Listed records:
## start

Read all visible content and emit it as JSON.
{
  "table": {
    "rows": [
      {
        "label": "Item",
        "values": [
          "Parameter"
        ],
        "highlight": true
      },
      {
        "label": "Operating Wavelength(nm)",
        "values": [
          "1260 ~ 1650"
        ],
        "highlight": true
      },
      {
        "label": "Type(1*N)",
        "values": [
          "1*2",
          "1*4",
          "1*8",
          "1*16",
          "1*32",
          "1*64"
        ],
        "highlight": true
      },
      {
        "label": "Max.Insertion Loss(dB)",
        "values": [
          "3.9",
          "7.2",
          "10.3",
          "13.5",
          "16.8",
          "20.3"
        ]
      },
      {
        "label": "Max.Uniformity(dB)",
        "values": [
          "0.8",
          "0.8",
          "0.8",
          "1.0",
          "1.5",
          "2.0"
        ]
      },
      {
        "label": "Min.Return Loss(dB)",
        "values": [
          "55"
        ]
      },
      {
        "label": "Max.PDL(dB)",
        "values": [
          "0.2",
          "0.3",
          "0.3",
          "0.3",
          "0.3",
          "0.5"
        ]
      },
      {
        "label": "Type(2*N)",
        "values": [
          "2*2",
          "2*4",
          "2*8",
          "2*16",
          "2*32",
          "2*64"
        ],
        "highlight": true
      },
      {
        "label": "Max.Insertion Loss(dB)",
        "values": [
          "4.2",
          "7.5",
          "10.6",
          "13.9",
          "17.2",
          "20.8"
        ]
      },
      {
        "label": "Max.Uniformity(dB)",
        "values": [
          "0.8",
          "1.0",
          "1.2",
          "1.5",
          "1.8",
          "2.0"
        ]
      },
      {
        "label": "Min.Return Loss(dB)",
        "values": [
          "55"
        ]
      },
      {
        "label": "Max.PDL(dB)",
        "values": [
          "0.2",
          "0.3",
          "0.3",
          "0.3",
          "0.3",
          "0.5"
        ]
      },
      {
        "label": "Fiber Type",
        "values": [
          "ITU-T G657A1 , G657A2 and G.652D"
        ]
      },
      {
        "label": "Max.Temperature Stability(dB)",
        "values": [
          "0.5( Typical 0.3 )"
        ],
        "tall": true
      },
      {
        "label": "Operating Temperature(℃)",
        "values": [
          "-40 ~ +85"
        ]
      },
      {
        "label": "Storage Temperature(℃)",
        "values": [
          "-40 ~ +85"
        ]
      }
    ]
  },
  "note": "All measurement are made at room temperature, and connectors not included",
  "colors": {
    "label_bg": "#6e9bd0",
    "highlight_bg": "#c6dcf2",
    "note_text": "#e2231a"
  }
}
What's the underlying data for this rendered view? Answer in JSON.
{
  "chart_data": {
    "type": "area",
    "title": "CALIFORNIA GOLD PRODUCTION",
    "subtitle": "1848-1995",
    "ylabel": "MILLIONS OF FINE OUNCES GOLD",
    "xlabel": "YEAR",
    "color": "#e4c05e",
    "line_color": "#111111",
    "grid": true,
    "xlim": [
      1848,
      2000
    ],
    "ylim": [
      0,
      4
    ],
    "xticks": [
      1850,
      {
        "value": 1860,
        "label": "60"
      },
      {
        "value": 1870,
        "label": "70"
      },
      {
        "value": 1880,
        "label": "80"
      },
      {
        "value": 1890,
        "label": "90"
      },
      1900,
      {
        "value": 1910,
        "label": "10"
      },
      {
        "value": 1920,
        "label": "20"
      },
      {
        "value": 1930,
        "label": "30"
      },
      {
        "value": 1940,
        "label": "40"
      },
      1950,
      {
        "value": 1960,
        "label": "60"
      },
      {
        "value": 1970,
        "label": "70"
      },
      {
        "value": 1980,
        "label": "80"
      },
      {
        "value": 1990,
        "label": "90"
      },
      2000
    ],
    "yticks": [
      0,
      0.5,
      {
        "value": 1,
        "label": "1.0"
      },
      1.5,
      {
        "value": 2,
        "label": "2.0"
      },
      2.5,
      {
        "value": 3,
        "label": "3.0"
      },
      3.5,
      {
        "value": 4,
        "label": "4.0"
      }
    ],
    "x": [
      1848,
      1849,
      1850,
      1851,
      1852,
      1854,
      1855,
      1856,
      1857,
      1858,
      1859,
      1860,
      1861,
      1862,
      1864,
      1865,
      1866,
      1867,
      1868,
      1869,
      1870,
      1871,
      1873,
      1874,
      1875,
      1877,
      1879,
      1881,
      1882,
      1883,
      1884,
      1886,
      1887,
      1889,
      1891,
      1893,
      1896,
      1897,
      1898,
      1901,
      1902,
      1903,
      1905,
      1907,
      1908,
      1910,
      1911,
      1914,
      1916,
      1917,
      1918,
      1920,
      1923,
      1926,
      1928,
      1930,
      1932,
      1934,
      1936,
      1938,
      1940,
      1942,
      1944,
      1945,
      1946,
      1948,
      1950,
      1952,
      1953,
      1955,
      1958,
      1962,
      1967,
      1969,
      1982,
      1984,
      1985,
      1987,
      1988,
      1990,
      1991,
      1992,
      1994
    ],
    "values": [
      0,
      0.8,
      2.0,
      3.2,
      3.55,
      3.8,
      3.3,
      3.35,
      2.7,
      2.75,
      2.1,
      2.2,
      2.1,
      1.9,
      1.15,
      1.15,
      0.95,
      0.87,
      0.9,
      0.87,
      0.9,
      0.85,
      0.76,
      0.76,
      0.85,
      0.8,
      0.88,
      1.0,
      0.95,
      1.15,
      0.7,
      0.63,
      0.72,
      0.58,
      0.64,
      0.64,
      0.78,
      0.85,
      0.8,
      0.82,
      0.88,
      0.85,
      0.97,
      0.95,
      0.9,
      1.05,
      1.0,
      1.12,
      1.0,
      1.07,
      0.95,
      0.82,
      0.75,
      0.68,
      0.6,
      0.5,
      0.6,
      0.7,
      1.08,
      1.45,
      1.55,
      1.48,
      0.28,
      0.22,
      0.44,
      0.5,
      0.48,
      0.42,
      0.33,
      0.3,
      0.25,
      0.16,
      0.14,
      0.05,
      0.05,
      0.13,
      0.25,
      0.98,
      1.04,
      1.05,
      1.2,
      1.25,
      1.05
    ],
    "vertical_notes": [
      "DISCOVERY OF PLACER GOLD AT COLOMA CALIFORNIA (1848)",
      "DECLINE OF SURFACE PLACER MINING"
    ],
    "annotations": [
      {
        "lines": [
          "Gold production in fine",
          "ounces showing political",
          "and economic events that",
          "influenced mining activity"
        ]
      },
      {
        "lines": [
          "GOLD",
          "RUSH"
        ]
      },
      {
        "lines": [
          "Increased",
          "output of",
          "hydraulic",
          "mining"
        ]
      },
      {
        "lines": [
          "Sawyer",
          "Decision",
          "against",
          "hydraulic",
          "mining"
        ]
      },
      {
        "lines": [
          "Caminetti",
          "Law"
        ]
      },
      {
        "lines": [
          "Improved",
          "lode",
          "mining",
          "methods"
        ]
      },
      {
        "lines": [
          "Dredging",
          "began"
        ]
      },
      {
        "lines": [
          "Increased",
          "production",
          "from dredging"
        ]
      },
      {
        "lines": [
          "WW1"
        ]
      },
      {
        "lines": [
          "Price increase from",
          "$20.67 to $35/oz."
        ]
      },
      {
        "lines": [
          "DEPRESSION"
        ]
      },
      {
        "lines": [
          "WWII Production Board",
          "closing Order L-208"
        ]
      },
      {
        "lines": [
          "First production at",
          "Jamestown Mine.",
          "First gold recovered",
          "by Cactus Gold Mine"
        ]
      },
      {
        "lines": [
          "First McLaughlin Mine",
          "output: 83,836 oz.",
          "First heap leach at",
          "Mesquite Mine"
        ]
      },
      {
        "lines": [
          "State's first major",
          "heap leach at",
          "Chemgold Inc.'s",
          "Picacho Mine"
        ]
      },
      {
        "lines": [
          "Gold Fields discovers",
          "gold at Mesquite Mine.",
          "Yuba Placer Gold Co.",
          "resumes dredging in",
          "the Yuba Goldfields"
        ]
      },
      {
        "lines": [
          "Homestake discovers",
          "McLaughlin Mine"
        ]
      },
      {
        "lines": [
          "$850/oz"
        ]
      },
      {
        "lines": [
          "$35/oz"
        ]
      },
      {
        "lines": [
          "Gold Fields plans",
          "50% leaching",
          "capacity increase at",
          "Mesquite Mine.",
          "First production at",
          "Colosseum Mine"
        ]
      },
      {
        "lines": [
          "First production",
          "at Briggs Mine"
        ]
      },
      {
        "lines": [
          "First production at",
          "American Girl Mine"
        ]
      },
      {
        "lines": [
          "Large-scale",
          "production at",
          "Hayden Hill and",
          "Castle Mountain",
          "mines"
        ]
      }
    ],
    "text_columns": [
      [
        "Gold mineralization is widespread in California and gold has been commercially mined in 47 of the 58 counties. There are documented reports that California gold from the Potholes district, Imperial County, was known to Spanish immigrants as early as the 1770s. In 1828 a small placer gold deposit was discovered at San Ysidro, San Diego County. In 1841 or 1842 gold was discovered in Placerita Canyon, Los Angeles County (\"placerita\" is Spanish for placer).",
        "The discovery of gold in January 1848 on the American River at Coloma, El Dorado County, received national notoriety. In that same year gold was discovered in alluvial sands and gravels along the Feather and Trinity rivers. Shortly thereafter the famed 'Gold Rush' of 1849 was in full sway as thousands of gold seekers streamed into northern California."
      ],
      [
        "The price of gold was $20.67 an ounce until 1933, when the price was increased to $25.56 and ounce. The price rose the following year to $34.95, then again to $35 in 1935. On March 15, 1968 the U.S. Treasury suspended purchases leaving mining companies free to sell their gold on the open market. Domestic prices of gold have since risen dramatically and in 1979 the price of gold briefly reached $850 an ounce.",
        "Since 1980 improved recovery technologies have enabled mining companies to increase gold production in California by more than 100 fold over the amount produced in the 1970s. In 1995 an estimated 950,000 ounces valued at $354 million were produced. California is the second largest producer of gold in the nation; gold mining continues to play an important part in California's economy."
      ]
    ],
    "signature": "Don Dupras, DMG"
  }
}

## end

What you will do:
Using the listing above, list every line in which the string "Operating" occurs.

Worked answer:
        "label": "Operating Wavelength(nm)",
        "label": "Operating Temperature(℃)",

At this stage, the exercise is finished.